> **Exercise brief**:
Copy out, from the entries below, each line holding the string "APIs".

Dataset entries:
=-=-=-=-=
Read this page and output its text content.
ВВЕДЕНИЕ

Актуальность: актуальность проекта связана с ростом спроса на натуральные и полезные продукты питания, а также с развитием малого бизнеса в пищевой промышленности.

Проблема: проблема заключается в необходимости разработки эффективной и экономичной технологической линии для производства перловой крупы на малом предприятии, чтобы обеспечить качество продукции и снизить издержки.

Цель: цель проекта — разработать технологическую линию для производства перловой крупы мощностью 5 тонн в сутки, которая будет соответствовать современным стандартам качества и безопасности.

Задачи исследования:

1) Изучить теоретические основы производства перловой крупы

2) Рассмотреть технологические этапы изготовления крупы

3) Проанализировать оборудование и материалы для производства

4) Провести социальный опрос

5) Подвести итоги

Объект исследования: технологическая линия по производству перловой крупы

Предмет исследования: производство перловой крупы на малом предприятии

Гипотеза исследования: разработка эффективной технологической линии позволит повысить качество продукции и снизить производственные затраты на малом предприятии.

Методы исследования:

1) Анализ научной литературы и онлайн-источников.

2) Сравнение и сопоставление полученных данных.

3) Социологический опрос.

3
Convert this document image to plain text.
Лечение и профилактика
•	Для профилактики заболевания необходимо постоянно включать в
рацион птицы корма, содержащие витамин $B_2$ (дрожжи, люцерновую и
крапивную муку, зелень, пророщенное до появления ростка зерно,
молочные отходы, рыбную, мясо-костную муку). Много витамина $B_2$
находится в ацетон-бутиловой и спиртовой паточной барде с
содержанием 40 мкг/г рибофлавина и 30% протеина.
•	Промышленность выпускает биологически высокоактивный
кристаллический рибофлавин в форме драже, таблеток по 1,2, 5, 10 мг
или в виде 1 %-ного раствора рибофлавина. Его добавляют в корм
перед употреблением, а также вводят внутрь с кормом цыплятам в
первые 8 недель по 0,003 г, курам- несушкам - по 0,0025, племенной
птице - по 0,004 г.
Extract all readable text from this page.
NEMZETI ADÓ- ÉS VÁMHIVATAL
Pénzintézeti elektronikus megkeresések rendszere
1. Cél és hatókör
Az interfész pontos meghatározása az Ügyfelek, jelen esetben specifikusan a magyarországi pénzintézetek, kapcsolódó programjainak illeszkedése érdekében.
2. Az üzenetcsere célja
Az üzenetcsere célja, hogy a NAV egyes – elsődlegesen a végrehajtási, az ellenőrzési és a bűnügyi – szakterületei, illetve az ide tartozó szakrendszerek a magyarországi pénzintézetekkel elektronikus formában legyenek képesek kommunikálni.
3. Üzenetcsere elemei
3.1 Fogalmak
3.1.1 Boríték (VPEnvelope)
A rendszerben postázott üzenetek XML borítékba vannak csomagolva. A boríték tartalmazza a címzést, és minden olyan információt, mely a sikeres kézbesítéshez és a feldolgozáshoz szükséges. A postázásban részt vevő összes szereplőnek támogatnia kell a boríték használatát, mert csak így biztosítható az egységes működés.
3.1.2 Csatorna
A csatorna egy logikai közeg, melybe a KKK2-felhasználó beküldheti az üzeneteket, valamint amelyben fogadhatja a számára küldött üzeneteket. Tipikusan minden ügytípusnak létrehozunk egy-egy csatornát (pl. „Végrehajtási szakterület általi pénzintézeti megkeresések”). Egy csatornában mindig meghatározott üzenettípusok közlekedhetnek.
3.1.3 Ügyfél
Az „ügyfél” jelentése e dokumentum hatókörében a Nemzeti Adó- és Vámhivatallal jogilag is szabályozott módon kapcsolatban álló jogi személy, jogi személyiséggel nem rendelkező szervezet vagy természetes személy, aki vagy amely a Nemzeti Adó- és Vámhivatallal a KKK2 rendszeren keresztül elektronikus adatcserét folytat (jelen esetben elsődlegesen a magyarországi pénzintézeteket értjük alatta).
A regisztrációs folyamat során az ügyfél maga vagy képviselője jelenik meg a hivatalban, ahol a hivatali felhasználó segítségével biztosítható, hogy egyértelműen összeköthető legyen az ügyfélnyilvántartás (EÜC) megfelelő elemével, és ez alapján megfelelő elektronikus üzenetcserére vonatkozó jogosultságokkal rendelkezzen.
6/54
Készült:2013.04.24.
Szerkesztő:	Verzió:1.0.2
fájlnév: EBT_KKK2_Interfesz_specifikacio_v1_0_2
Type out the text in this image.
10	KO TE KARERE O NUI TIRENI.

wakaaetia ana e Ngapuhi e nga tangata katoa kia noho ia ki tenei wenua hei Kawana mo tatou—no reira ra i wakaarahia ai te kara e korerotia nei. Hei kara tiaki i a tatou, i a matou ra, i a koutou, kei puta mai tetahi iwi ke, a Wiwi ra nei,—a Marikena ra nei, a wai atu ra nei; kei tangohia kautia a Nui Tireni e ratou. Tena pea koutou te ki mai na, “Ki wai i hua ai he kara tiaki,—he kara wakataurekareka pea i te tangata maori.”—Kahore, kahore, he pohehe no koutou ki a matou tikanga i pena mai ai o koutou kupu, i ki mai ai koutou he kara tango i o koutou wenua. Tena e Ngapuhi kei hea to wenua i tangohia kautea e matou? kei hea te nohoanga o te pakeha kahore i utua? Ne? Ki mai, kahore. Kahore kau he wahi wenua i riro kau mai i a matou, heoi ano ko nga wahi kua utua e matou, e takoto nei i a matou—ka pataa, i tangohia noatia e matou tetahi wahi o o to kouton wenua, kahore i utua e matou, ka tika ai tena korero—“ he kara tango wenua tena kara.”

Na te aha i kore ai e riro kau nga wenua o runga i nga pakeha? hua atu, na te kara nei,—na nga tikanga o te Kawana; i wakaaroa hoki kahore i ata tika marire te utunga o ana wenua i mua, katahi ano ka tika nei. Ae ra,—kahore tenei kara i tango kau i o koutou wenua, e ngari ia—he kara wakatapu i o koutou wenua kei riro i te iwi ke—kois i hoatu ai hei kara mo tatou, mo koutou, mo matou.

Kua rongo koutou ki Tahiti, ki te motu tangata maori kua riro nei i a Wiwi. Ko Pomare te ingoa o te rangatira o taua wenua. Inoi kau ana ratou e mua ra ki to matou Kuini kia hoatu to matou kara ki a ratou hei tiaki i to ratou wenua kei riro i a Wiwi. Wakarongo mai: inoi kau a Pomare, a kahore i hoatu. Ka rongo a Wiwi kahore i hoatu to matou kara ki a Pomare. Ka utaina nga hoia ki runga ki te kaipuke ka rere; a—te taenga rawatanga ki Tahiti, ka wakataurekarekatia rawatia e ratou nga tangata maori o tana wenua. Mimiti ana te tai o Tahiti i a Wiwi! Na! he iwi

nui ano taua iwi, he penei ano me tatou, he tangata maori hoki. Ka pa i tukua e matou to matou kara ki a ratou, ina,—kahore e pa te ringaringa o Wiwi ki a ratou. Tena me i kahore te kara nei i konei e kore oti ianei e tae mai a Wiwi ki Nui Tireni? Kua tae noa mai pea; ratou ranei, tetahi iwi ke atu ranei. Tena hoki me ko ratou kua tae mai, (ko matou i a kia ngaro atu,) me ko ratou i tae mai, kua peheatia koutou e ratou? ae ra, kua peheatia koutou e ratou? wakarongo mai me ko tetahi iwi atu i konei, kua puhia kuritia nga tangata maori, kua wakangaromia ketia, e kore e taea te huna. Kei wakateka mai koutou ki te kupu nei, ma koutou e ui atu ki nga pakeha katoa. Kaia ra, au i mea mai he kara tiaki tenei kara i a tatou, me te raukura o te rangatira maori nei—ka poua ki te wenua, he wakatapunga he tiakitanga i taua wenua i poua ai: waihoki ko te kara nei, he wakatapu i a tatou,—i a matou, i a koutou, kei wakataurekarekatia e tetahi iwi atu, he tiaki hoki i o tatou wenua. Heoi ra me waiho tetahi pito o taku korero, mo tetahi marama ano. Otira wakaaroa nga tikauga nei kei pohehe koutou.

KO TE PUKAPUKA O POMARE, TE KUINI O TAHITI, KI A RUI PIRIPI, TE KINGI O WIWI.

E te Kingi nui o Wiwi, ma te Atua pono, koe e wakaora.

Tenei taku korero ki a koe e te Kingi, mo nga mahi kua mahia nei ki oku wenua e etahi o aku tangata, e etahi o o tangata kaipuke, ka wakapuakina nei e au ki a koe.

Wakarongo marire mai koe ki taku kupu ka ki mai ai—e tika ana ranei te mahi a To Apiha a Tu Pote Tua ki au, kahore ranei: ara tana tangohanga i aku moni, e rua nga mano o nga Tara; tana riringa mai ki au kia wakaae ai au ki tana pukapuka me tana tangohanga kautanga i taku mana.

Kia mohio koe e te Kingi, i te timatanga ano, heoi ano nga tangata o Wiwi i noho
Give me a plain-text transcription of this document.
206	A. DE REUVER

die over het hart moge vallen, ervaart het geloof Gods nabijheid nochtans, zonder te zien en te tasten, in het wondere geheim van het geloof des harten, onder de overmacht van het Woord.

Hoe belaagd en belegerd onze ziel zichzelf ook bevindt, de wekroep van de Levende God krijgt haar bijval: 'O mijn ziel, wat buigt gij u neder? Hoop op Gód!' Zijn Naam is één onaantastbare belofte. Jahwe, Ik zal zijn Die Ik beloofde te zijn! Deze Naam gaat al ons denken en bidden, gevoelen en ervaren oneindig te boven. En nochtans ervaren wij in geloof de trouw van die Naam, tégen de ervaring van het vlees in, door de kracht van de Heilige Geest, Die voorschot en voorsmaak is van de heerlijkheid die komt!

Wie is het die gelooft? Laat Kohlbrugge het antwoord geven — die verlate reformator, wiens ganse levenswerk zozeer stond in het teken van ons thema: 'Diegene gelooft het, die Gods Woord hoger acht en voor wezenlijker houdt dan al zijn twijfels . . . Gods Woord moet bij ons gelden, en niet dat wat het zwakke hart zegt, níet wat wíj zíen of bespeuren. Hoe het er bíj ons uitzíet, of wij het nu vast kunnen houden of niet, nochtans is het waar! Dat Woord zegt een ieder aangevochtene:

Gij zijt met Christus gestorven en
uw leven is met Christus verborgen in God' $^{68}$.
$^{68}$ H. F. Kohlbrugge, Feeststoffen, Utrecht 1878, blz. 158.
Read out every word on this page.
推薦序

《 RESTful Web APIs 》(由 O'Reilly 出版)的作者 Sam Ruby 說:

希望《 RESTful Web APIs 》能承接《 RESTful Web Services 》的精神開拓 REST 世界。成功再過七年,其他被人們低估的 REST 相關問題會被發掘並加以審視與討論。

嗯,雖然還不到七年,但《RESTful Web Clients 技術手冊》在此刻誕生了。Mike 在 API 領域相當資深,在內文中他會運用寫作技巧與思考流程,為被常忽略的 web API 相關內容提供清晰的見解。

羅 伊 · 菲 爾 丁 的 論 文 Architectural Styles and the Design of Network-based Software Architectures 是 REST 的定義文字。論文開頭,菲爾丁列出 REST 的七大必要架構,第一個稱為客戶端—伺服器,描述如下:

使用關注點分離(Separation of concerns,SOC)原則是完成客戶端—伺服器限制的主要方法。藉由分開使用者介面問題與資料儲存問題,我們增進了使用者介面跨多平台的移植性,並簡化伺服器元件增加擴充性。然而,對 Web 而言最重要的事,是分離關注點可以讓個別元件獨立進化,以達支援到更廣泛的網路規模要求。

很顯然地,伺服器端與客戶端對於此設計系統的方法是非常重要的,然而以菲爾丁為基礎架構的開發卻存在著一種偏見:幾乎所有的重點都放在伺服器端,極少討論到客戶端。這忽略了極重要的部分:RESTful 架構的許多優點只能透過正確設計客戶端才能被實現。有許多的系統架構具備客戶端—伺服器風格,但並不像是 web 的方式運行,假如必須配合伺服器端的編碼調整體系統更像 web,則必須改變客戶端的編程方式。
=-=-=-=-=
> **Response**:
《 RESTful Web APIs 》(由 O'Reilly 出版)的作者 Sam Ruby 說:
希望《 RESTful Web APIs 》能承接《 RESTful Web Services 》的精神開拓 REST 世界。成功再過七年,其他被人們低估的 REST 相關問題會被發掘並加以審視與討論。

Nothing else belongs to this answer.